AIM OF THE TASK:
Every line that contains the word "ENDLESS" should be copied out.

DATA IN THIS EXERCISE:
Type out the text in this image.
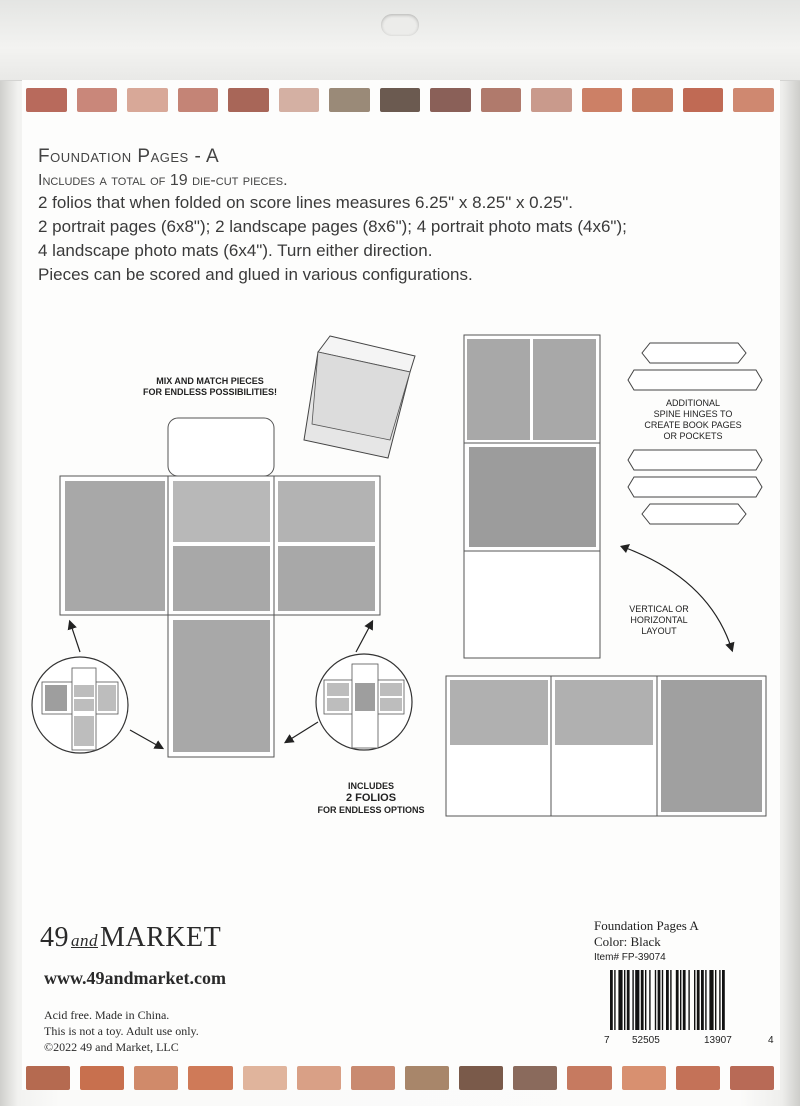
Foundation Pages - A
Includes a total of 19 die-cut pieces.
2 folios that when folded on score lines measures 6.25" x 8.25" x 0.25".
2 portrait pages (6x8"); 2 landscape pages (8x6"); 4 portrait photo mats (4x6");
4 landscape photo mats (6x4"). Turn either direction.
Pieces can be scored and glued in various configurations.
MIX AND MATCH PIECES
FOR ENDLESS POSSIBILITIES!
ADDITIONAL
SPINE HINGES TO
CREATE BOOK PAGES
OR POCKETS
VERTICAL OR
HORIZONTAL
LAYOUT
INCLUDES
2 FOLIOS
FOR ENDLESS OPTIONS
49 andMARKET
www.49andmarket.com
Acid free. Made in China.
This is not a toy. Adult use only.
©2022 49 and Market, LLC
Foundation Pages A
Color: Black
Item# FP-39074
7 52505	13907	4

THE ANSWER:
FOR ENDLESS POSSIBILITIES!
FOR ENDLESS OPTIONS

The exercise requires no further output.